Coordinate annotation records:
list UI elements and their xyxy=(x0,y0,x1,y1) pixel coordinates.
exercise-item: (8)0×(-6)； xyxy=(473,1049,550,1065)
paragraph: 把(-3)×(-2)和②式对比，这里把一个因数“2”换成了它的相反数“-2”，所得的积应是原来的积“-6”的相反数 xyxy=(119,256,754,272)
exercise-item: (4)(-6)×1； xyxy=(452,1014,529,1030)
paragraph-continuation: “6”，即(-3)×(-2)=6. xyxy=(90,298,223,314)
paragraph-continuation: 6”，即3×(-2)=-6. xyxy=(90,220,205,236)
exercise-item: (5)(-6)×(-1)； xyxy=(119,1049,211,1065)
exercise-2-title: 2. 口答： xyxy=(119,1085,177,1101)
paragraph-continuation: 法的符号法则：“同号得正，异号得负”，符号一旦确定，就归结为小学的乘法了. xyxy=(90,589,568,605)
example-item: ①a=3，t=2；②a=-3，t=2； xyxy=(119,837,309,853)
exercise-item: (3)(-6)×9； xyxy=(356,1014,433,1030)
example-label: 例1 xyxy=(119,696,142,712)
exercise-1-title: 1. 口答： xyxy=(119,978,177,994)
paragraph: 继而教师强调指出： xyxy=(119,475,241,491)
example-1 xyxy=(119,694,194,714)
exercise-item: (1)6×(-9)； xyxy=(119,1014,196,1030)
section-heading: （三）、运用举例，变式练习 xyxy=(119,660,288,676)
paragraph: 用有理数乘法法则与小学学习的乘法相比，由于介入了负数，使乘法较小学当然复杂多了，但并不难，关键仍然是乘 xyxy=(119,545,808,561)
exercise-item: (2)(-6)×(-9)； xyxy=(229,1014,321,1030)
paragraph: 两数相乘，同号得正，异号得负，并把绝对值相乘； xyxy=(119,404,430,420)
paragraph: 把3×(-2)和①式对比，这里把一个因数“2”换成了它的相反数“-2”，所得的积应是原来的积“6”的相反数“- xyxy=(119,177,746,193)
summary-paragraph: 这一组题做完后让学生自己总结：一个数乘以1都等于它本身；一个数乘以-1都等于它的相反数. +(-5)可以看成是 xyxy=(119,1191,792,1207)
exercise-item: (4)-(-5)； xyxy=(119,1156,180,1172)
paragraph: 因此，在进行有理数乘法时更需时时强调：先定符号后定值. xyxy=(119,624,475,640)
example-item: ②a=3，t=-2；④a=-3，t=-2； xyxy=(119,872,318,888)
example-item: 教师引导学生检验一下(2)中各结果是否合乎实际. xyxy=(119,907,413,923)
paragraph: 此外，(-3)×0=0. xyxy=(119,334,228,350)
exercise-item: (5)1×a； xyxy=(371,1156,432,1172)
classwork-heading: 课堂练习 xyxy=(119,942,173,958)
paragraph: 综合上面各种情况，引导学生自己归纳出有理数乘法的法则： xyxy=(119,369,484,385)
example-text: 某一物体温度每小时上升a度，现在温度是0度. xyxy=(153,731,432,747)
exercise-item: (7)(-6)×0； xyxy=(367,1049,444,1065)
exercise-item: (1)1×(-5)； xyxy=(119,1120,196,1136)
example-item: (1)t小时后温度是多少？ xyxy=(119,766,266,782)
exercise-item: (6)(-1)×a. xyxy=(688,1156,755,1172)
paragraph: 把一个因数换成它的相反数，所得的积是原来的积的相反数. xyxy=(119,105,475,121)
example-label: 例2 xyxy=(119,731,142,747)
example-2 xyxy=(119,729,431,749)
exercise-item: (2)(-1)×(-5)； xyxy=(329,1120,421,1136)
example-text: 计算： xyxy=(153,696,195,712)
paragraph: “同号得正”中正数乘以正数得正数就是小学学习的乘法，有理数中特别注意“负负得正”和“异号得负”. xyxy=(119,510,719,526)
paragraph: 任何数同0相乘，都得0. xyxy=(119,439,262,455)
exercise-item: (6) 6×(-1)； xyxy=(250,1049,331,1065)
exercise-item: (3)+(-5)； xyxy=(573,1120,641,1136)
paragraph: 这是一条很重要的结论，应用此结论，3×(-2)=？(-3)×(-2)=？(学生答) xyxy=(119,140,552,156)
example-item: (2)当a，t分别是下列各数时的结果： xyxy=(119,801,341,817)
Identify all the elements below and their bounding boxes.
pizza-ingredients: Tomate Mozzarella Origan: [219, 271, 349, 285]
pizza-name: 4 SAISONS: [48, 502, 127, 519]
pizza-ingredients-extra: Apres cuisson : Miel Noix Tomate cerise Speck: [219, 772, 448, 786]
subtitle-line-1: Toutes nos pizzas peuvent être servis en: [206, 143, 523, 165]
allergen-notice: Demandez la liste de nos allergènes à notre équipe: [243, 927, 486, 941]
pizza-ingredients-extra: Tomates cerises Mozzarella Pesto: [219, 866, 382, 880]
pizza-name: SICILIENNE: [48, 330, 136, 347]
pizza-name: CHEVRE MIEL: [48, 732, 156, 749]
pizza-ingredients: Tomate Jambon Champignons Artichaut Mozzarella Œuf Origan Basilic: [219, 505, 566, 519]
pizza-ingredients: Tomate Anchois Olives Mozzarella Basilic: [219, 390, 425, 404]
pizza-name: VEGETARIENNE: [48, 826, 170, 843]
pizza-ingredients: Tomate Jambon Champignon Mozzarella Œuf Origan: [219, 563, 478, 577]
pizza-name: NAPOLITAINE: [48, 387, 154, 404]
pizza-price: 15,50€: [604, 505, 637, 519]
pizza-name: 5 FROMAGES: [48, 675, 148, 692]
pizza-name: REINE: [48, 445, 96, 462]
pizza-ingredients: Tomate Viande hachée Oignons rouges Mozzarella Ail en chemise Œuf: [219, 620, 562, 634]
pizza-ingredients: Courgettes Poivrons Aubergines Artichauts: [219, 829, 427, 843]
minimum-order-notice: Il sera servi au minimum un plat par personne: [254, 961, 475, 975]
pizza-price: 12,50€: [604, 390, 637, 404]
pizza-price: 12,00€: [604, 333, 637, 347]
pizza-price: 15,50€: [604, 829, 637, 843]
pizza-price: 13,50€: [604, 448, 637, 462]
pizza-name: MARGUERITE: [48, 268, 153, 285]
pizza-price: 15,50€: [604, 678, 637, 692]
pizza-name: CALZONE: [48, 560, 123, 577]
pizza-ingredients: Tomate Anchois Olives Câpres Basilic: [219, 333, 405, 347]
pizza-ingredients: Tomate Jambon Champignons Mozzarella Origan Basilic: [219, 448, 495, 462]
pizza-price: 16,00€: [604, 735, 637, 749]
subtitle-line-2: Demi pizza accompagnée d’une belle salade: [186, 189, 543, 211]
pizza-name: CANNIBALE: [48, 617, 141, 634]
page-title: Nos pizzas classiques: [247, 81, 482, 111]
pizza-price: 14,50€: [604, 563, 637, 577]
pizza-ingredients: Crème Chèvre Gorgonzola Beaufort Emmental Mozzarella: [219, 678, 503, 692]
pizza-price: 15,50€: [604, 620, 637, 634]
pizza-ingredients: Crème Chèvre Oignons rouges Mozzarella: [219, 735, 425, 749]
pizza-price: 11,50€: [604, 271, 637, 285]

• **WRITTEN REQUEST**: Give every line of the records above as a JSON list of strings, one string per line, omitting any blank lines.

• **OUTPUT OF THE EXERCISE**:
[
  "list UI elements and their xyxy=(x0,y0,x1,y1) pixel coordinates.",
  "exercise-item: (8)0×(-6)； xyxy=(473,1049,550,1065)",
  "paragraph: 把(-3)×(-2)和②式对比，这里把一个因数“2”换成了它的相反数“-2”，所得的积应是原来的积“-6”的相反数 xyxy=(119,256,754,272)",
  "exercise-item: (4)(-6)×1； xyxy=(452,1014,529,1030)",
  "paragraph-continuation: “6”，即(-3)×(-2)=6. xyxy=(90,298,223,314)",
  "paragraph-continuation: 6”，即3×(-2)=-6. xyxy=(90,220,205,236)",
  "exercise-item: (5)(-6)×(-1)； xyxy=(119,1049,211,1065)",
  "exercise-2-title: 2. 口答： xyxy=(119,1085,177,1101)",
  "paragraph-continuation: 法的符号法则：“同号得正，异号得负”，符号一旦确定，就归结为小学的乘法了. xyxy=(90,589,568,605)",
  "example-item: ①a=3，t=2；②a=-3，t=2； xyxy=(119,837,309,853)",
  "exercise-item: (3)(-6)×9； xyxy=(356,1014,433,1030)",
  "example-label: 例1 xyxy=(119,696,142,712)",
  "exercise-1-title: 1. 口答： xyxy=(119,978,177,994)",
  "paragraph: 继而教师强调指出： xyxy=(119,475,241,491)",
  "example-1 xyxy=(119,694,194,714)",
  "exercise-item: (1)6×(-9)； xyxy=(119,1014,196,1030)",
  "section-heading: （三）、运用举例，变式练习 xyxy=(119,660,288,676)",
  "paragraph: 用有理数乘法法则与小学学习的乘法相比，由于介入了负数，使乘法较小学当然复杂多了，但并不难，关键仍然是乘 xyxy=(119,545,808,561)",
  "exercise-item: (2)(-6)×(-9)； xyxy=(229,1014,321,1030)",
  "paragraph: 两数相乘，同号得正，异号得负，并把绝对值相乘； xyxy=(119,404,430,420)",
  "paragraph: 把3×(-2)和①式对比，这里把一个因数“2”换成了它的相反数“-2”，所得的积应是原来的积“6”的相反数“- xyxy=(119,177,746,193)",
  "summary-paragraph: 这一组题做完后让学生自己总结：一个数乘以1都等于它本身；一个数乘以-1都等于它的相反数. +(-5)可以看成是 xyxy=(119,1191,792,1207)",
  "exercise-item: (4)-(-5)； xyxy=(119,1156,180,1172)",
  "paragraph: 因此，在进行有理数乘法时更需时时强调：先定符号后定值. xyxy=(119,624,475,640)",
  "example-item: ②a=3，t=-2；④a=-3，t=-2； xyxy=(119,872,318,888)",
  "example-item: 教师引导学生检验一下(2)中各结果是否合乎实际. xyxy=(119,907,413,923)",
  "paragraph: 此外，(-3)×0=0. xyxy=(119,334,228,350)",
  "exercise-item: (5)1×a； xyxy=(371,1156,432,1172)",
  "classwork-heading: 课堂练习 xyxy=(119,942,173,958)",
  "paragraph: 综合上面各种情况，引导学生自己归纳出有理数乘法的法则： xyxy=(119,369,484,385)",
  "example-text: 某一物体温度每小时上升a度，现在温度是0度. xyxy=(153,731,432,747)",
  "exercise-item: (7)(-6)×0； xyxy=(367,1049,444,1065)",
  "exercise-item: (1)1×(-5)； xyxy=(119,1120,196,1136)",
  "example-item: (1)t小时后温度是多少？ xyxy=(119,766,266,782)",
  "exercise-item: (6)(-1)×a. xyxy=(688,1156,755,1172)",
  "paragraph: 把一个因数换成它的相反数，所得的积是原来的积的相反数. xyxy=(119,105,475,121)",
  "example-label: 例2 xyxy=(119,731,142,747)",
  "example-2 xyxy=(119,729,431,749)",
  "exercise-item: (2)(-1)×(-5)； xyxy=(329,1120,421,1136)",
  "example-text: 计算： xyxy=(153,696,195,712)",
  "paragraph: “同号得正”中正数乘以正数得正数就是小学学习的乘法，有理数中特别注意“负负得正”和“异号得负”. xyxy=(119,510,719,526)",
  "paragraph: 任何数同0相乘，都得0. xyxy=(119,439,262,455)",
  "exercise-item: (6) 6×(-1)； xyxy=(250,1049,331,1065)",
  "exercise-item: (3)+(-5)； xyxy=(573,1120,641,1136)",
  "paragraph: 这是一条很重要的结论，应用此结论，3×(-2)=？(-3)×(-2)=？(学生答) xyxy=(119,140,552,156)",
  "example-item: (2)当a，t分别是下列各数时的结果： xyxy=(119,801,341,817)",
  "Identify all the elements below and their bounding boxes.",
  "pizza-ingredients: Tomate Mozzarella Origan: [219, 271, 349, 285]",
  "pizza-name: 4 SAISONS: [48, 502, 127, 519]",
  "pizza-ingredients-extra: Apres cuisson : Miel Noix Tomate cerise Speck: [219, 772, 448, 786]",
  "subtitle-line-1: Toutes nos pizzas peuvent être servis en: [206, 143, 523, 165]",
  "allergen-notice: Demandez la liste de nos allergènes à notre équipe: [243, 927, 486, 941]",
  "pizza-ingredients-extra: Tomates cerises Mozzarella Pesto: [219, 866, 382, 880]",
  "pizza-name: SICILIENNE: [48, 330, 136, 347]",
  "pizza-name: CHEVRE MIEL: [48, 732, 156, 749]",
  "pizza-ingredients: Tomate Jambon Champignons Artichaut Mozzarella Œuf Origan Basilic: [219, 505, 566, 519]",
  "pizza-ingredients: Tomate Anchois Olives Mozzarella Basilic: [219, 390, 425, 404]",
  "pizza-name: VEGETARIENNE: [48, 826, 170, 843]",
  "pizza-ingredients: Tomate Jambon Champignon Mozzarella Œuf Origan: [219, 563, 478, 577]",
  "pizza-name: NAPOLITAINE: [48, 387, 154, 404]",
  "pizza-price: 15,50€: [604, 505, 637, 519]",
  "pizza-name: 5 FROMAGES: [48, 675, 148, 692]",
  "pizza-name: REINE: [48, 445, 96, 462]",
  "pizza-ingredients: Tomate Viande hachée Oignons rouges Mozzarella Ail en chemise Œuf: [219, 620, 562, 634]",
  "pizza-ingredients: Courgettes Poivrons Aubergines Artichauts: [219, 829, 427, 843]",
  "minimum-order-notice: Il sera servi au minimum un plat par personne: [254, 961, 475, 975]",
  "pizza-price: 12,50€: [604, 390, 637, 404]",
  "pizza-price: 12,00€: [604, 333, 637, 347]",
  "pizza-price: 15,50€: [604, 829, 637, 843]",
  "pizza-price: 13,50€: [604, 448, 637, 462]",
  "pizza-name: MARGUERITE: [48, 268, 153, 285]",
  "pizza-price: 15,50€: [604, 678, 637, 692]",
  "pizza-name: CALZONE: [48, 560, 123, 577]",
  "pizza-ingredients: Tomate Anchois Olives Câpres Basilic: [219, 333, 405, 347]",
  "pizza-ingredients: Tomate Jambon Champignons Mozzarella Origan Basilic: [219, 448, 495, 462]",
  "pizza-price: 16,00€: [604, 735, 637, 749]",
  "subtitle-line-2: Demi pizza accompagnée d’une belle salade: [186, 189, 543, 211]",
  "pizza-name: CANNIBALE: [48, 617, 141, 634]",
  "page-title: Nos pizzas classiques: [247, 81, 482, 111]",
  "pizza-price: 14,50€: [604, 563, 637, 577]",
  "pizza-ingredients: Crème Chèvre Gorgonzola Beaufort Emmental Mozzarella: [219, 678, 503, 692]",
  "pizza-price: 15,50€: [604, 620, 637, 634]",
  "pizza-ingredients: Crème Chèvre Oignons rouges Mozzarella: [219, 735, 425, 749]",
  "pizza-price: 11,50€: [604, 271, 637, 285]"
]